Look through the lines below and state how many hold the word "TRAUMA". Write only the number.

Begin Data extract

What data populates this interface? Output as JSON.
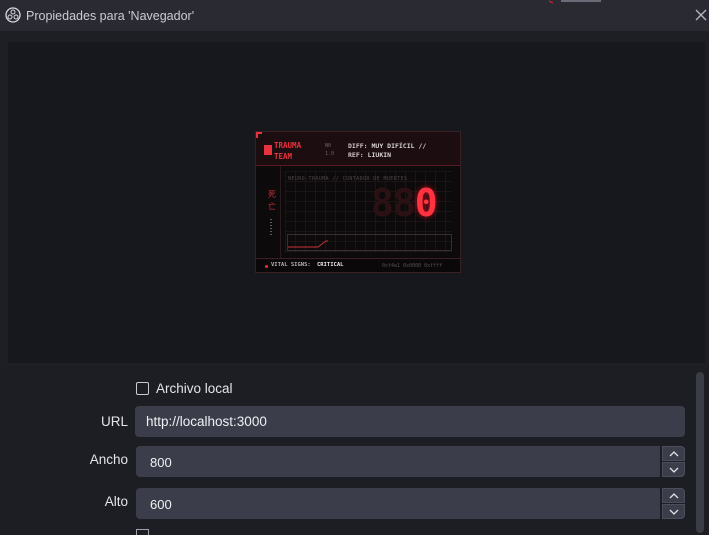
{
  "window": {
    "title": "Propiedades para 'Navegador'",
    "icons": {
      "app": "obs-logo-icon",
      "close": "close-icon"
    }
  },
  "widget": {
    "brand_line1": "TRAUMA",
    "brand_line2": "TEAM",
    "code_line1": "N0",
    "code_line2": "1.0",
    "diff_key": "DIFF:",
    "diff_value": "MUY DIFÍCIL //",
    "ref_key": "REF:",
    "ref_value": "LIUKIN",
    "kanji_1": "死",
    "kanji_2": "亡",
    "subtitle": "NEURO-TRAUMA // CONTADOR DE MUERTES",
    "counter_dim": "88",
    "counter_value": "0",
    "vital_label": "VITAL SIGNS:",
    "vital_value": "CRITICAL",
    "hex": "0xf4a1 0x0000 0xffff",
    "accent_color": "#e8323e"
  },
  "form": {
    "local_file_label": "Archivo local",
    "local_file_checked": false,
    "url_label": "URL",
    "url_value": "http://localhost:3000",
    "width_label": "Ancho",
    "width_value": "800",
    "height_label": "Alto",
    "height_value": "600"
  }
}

End Data extract

(Output for this task)
2